= EXERCISE INSTRUCTIONS =
Tally the lines in the records underneath that contain the string "from", and state the figure by itself.

+++++

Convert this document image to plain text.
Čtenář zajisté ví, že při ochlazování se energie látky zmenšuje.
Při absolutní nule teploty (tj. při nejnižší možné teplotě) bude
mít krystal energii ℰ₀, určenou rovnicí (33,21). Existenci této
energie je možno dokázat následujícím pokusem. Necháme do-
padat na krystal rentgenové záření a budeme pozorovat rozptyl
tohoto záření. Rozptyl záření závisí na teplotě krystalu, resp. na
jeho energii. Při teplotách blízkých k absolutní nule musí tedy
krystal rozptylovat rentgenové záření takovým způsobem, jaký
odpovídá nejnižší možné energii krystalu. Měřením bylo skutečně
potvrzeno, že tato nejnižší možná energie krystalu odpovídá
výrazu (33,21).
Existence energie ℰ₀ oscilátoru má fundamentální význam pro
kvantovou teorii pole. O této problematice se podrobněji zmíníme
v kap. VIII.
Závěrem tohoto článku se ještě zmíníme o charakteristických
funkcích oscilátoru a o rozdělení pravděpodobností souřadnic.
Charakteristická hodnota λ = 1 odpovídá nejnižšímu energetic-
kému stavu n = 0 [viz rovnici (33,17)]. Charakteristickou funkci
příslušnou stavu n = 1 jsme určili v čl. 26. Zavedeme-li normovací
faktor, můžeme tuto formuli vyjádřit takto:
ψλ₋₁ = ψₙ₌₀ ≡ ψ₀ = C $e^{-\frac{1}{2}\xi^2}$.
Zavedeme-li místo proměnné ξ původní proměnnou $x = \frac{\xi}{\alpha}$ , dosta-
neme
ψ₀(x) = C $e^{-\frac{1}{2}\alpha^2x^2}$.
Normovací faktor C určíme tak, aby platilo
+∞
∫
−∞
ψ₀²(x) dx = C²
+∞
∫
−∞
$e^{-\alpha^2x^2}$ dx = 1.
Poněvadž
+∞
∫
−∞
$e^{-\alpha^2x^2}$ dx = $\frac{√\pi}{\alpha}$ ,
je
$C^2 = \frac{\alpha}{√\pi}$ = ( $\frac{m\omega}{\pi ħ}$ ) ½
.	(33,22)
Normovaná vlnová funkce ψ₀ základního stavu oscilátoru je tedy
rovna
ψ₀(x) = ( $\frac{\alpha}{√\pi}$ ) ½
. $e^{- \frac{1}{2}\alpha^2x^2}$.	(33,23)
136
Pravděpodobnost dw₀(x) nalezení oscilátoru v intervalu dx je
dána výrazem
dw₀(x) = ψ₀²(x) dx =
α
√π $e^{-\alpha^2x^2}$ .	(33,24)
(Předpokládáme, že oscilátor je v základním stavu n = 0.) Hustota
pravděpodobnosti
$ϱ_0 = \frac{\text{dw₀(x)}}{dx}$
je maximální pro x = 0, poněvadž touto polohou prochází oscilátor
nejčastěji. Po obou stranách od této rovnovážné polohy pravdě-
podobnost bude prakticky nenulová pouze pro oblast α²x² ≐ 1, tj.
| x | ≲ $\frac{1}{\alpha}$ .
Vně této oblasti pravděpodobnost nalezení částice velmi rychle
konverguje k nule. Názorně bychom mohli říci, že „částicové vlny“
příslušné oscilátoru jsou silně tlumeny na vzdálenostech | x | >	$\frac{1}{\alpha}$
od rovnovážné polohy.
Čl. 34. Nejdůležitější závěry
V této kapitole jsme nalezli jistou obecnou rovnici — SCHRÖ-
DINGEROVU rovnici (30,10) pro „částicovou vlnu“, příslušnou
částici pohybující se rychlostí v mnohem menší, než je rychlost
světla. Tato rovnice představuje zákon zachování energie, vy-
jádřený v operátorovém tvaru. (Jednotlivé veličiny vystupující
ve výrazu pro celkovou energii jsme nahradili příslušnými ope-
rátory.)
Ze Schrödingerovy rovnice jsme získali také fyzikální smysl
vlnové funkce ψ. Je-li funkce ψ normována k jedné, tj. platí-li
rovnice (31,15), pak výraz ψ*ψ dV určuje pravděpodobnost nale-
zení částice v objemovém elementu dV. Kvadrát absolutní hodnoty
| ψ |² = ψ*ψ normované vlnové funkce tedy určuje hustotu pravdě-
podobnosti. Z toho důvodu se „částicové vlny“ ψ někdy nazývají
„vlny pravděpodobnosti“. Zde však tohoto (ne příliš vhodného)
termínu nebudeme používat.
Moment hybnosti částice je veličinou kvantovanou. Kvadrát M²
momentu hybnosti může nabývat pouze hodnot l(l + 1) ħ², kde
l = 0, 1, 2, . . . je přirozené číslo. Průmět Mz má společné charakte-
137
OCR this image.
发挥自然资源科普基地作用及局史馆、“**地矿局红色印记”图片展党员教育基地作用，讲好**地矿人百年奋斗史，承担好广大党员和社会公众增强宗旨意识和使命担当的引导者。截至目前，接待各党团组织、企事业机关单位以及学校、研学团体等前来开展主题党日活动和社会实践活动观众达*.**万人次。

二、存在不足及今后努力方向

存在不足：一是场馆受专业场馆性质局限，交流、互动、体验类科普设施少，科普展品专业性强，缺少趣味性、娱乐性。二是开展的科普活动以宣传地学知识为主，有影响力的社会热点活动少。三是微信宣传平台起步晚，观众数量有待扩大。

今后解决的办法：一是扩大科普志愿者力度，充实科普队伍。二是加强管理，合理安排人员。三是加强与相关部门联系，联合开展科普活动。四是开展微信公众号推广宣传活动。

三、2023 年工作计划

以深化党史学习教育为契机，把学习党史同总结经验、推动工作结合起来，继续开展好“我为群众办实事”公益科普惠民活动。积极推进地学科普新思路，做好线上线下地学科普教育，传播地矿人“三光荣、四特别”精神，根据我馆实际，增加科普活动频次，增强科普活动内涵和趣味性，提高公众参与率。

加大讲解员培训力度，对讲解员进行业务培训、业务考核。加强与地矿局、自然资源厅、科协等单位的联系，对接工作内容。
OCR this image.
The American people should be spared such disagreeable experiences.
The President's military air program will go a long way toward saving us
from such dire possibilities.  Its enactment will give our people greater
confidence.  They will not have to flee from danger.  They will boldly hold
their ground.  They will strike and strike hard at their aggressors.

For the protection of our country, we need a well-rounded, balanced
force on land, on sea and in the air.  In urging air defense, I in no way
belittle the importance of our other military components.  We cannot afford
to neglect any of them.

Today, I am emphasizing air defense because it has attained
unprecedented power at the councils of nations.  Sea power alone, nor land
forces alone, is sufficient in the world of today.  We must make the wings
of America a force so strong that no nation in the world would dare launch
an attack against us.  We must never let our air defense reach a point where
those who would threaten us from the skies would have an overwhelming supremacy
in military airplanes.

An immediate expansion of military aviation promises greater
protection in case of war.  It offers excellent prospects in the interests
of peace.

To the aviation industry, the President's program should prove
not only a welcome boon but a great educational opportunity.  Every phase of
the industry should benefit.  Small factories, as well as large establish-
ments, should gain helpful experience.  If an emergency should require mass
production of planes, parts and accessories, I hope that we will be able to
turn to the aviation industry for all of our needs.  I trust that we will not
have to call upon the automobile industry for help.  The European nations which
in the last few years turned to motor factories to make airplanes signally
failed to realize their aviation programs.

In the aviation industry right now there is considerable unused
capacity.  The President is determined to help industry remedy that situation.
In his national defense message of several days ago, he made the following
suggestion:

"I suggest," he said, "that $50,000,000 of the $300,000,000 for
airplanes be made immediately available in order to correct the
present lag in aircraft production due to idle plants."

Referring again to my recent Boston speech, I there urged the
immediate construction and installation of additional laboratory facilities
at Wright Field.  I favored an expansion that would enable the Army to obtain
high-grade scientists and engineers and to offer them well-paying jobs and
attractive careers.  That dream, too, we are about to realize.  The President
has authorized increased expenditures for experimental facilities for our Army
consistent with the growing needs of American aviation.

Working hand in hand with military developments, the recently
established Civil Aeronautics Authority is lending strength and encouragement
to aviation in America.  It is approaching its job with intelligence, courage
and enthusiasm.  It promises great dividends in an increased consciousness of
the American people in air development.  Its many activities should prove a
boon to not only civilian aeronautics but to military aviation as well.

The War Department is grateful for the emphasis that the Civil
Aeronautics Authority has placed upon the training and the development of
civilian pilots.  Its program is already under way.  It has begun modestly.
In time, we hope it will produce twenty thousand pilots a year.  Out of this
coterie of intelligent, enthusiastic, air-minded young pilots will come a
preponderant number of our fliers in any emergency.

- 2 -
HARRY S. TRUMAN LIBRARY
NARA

+++++

= OUTPUT =
3